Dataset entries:
** START **

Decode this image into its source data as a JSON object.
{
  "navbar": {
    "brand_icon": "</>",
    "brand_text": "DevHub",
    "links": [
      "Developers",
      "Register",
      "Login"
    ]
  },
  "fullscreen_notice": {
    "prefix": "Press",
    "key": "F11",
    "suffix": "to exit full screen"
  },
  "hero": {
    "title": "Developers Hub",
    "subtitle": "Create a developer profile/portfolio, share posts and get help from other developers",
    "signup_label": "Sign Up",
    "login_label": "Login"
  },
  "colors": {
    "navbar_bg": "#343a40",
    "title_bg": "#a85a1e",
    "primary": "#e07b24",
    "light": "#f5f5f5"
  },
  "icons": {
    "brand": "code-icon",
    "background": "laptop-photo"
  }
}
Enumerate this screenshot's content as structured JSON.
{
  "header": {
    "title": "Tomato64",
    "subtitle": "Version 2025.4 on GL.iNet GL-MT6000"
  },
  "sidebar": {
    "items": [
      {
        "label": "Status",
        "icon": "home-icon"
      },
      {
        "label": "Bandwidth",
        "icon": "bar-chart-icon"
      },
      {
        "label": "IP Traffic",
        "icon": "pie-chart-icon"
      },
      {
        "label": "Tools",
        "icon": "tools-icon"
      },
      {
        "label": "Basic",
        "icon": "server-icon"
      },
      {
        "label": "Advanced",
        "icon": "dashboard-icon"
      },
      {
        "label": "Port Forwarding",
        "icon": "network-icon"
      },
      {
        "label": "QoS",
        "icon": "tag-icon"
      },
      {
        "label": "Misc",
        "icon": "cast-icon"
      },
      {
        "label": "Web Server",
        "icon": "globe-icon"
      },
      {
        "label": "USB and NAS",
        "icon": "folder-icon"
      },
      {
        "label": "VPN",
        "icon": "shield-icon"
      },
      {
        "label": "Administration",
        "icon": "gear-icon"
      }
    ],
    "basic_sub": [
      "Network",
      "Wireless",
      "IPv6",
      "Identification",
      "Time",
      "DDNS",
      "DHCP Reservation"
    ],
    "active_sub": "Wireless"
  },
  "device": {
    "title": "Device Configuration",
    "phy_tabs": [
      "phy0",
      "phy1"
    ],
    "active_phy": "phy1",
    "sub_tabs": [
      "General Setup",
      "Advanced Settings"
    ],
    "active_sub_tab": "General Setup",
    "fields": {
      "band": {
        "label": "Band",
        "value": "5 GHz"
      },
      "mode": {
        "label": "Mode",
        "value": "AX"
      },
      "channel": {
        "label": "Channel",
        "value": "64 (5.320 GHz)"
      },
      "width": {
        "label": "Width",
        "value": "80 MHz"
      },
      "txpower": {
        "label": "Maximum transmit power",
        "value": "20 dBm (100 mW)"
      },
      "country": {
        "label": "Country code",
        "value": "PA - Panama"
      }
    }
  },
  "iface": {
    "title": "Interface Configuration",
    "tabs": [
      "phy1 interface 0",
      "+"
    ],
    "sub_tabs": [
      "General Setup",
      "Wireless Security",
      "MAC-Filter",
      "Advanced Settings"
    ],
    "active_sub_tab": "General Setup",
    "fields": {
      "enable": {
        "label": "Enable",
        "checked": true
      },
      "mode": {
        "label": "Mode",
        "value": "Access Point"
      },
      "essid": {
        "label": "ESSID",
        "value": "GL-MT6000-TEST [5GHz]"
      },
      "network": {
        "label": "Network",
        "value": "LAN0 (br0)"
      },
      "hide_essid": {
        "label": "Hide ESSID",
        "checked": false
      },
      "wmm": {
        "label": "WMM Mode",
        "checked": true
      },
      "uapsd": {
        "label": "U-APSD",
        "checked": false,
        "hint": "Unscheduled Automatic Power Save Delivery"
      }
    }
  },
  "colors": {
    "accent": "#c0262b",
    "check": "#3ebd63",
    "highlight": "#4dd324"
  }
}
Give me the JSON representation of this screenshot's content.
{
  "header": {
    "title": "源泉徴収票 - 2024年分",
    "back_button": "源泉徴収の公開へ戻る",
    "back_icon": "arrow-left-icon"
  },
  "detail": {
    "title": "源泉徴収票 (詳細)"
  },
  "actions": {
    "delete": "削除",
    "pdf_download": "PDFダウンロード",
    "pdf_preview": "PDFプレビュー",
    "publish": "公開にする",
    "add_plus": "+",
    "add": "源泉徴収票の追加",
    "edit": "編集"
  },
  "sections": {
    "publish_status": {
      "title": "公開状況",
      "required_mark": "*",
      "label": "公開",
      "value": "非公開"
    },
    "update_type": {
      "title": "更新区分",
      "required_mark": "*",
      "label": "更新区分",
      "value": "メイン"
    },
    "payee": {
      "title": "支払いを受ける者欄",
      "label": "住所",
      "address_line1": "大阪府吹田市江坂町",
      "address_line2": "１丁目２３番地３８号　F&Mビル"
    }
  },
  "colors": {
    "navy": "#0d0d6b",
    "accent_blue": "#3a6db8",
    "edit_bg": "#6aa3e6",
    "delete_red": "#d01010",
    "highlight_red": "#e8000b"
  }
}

** END **

Short exercise: Set down all of the entries exactly, please.

Correct result:
Decode this image into its source data as a JSON object.
{
  "navbar": {
    "brand_icon": "</>",
    "brand_text": "DevHub",
    "links": [
      "Developers",
      "Register",
      "Login"
    ]
  },
  "fullscreen_notice": {
    "prefix": "Press",
    "key": "F11",
    "suffix": "to exit full screen"
  },
  "hero": {
    "title": "Developers Hub",
    "subtitle": "Create a developer profile/portfolio, share posts and get help from other developers",
    "signup_label": "Sign Up",
    "login_label": "Login"
  },
  "colors": {
    "navbar_bg": "#343a40",
    "title_bg": "#a85a1e",
    "primary": "#e07b24",
    "light": "#f5f5f5"
  },
  "icons": {
    "brand": "code-icon",
    "background": "laptop-photo"
  }
}
Enumerate this screenshot's content as structured JSON.
{
  "header": {
    "title": "Tomato64",
    "subtitle": "Version 2025.4 on GL.iNet GL-MT6000"
  },
  "sidebar": {
    "items": [
      {
        "label": "Status",
        "icon": "home-icon"
      },
      {
        "label": "Bandwidth",
        "icon": "bar-chart-icon"
      },
      {
        "label": "IP Traffic",
        "icon": "pie-chart-icon"
      },
      {
        "label": "Tools",
        "icon": "tools-icon"
      },
      {
        "label": "Basic",
        "icon": "server-icon"
      },
      {
        "label": "Advanced",
        "icon": "dashboard-icon"
      },
      {
        "label": "Port Forwarding",
        "icon": "network-icon"
      },
      {
        "label": "QoS",
        "icon": "tag-icon"
      },
      {
        "label": "Misc",
        "icon": "cast-icon"
      },
      {
        "label": "Web Server",
        "icon": "globe-icon"
      },
      {
        "label": "USB and NAS",
        "icon": "folder-icon"
      },
      {
        "label": "VPN",
        "icon": "shield-icon"
      },
      {
        "label": "Administration",
        "icon": "gear-icon"
      }
    ],
    "basic_sub": [
      "Network",
      "Wireless",
      "IPv6",
      "Identification",
      "Time",
      "DDNS",
      "DHCP Reservation"
    ],
    "active_sub": "Wireless"
  },
  "device": {
    "title": "Device Configuration",
    "phy_tabs": [
      "phy0",
      "phy1"
    ],
    "active_phy": "phy1",
    "sub_tabs": [
      "General Setup",
      "Advanced Settings"
    ],
    "active_sub_tab": "General Setup",
    "fields": {
      "band": {
        "label": "Band",
        "value": "5 GHz"
      },
      "mode": {
        "label": "Mode",
        "value": "AX"
      },
      "channel": {
        "label": "Channel",
        "value": "64 (5.320 GHz)"
      },
      "width": {
        "label": "Width",
        "value": "80 MHz"
      },
      "txpower": {
        "label": "Maximum transmit power",
        "value": "20 dBm (100 mW)"
      },
      "country": {
        "label": "Country code",
        "value": "PA - Panama"
      }
    }
  },
  "iface": {
    "title": "Interface Configuration",
    "tabs": [
      "phy1 interface 0",
      "+"
    ],
    "sub_tabs": [
      "General Setup",
      "Wireless Security",
      "MAC-Filter",
      "Advanced Settings"
    ],
    "active_sub_tab": "General Setup",
    "fields": {
      "enable": {
        "label": "Enable",
        "checked": true
      },
      "mode": {
        "label": "Mode",
        "value": "Access Point"
      },
      "essid": {
        "label": "ESSID",
        "value": "GL-MT6000-TEST [5GHz]"
      },
      "network": {
        "label": "Network",
        "value": "LAN0 (br0)"
      },
      "hide_essid": {
        "label": "Hide ESSID",
        "checked": false
      },
      "wmm": {
        "label": "WMM Mode",
        "checked": true
      },
      "uapsd": {
        "label": "U-APSD",
        "checked": false,
        "hint": "Unscheduled Automatic Power Save Delivery"
      }
    }
  },
  "colors": {
    "accent": "#c0262b",
    "check": "#3ebd63",
    "highlight": "#4dd324"
  }
}
Give me the JSON representation of this screenshot's content.
{
  "header": {
    "title": "源泉徴収票 - 2024年分",
    "back_button": "源泉徴収の公開へ戻る",
    "back_icon": "arrow-left-icon"
  },
  "detail": {
    "title": "源泉徴収票 (詳細)"
  },
  "actions": {
    "delete": "削除",
    "pdf_download": "PDFダウンロード",
    "pdf_preview": "PDFプレビュー",
    "publish": "公開にする",
    "add_plus": "+",
    "add": "源泉徴収票の追加",
    "edit": "編集"
  },
  "sections": {
    "publish_status": {
      "title": "公開状況",
      "required_mark": "*",
      "label": "公開",
      "value": "非公開"
    },
    "update_type": {
      "title": "更新区分",
      "required_mark": "*",
      "label": "更新区分",
      "value": "メイン"
    },
    "payee": {
      "title": "支払いを受ける者欄",
      "label": "住所",
      "address_line1": "大阪府吹田市江坂町",
      "address_line2": "１丁目２３番地３８号　F&Mビル"
    }
  },
  "colors": {
    "navy": "#0d0d6b",
    "accent_blue": "#3a6db8",
    "edit_bg": "#6aa3e6",
    "delete_red": "#d01010",
    "highlight_red": "#e8000b"
  }
}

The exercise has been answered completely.